Data extracted from a collection:
========================================================================
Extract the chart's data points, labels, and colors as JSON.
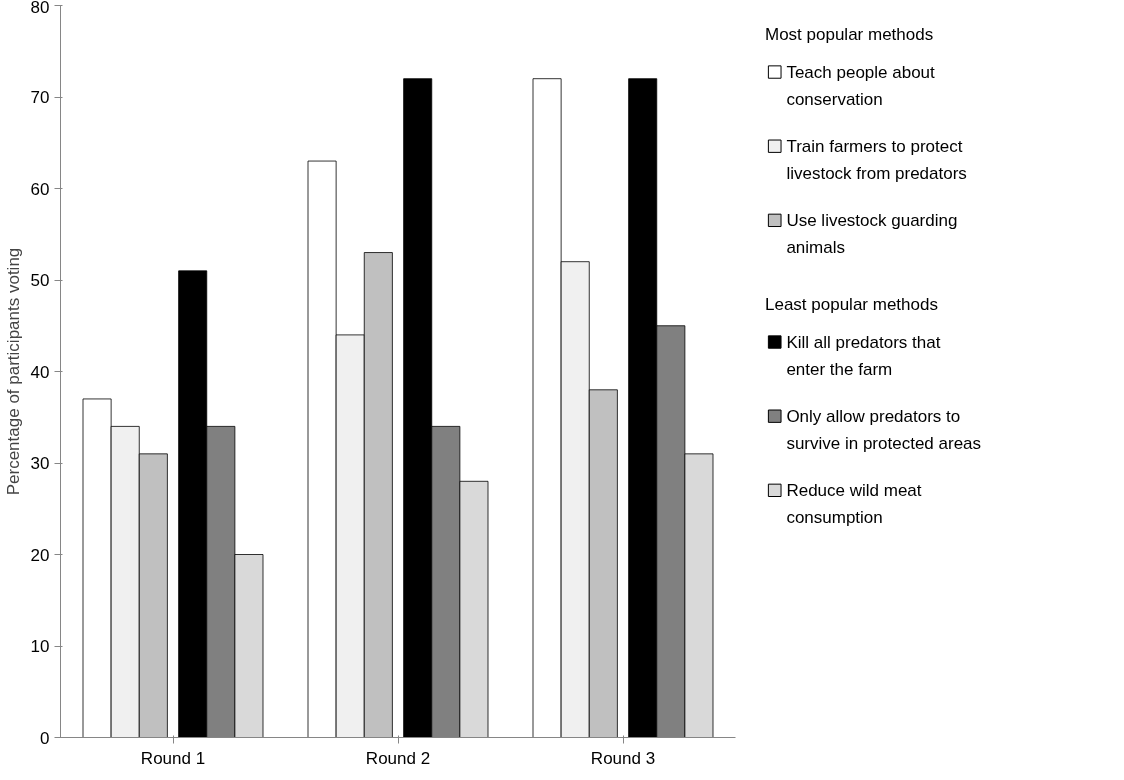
{
  "chart_data": {
    "type": "bar",
    "ylabel": "Percentage of participants voting",
    "categories": [
      "Round 1",
      "Round 2",
      "Round 3"
    ],
    "series": [
      {
        "name": "Teach people about conservation",
        "color": "#ffffff",
        "values": [
          37,
          63,
          72
        ]
      },
      {
        "name": "Train farmers to protect livestock from predators",
        "color": "#f0f0f0",
        "values": [
          34,
          44,
          52
        ]
      },
      {
        "name": "Use livestock guarding animals",
        "color": "#c0c0c0",
        "values": [
          31,
          53,
          38
        ]
      },
      {
        "name": "Kill all predators that enter the farm",
        "color": "#000000",
        "values": [
          51,
          72,
          72
        ]
      },
      {
        "name": "Only allow predators to survive in protected areas",
        "color": "#808080",
        "values": [
          34,
          34,
          45
        ]
      },
      {
        "name": "Reduce wild meat consumption",
        "color": "#d9d9d9",
        "values": [
          20,
          28,
          31
        ]
      }
    ],
    "legend_title": "Most popular methods",
    "annotations": [
      "Least popular methods"
    ],
    "ylim": [
      0,
      80
    ],
    "yticks": [
      0,
      10,
      20,
      30,
      40,
      50,
      60,
      70,
      80
    ],
    "grid": false,
    "legend": "right"
  }
}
========================================================================
Go through the material above and copy each line that has the word "name".

        "name": "Teach people about conservation",
        "name": "Train farmers to protect livestock from predators",
        "name": "Use livestock guarding animals",
        "name": "Kill all predators that enter the farm",
        "name": "Only allow predators to survive in protected areas",
        "name": "Reduce wild meat consumption",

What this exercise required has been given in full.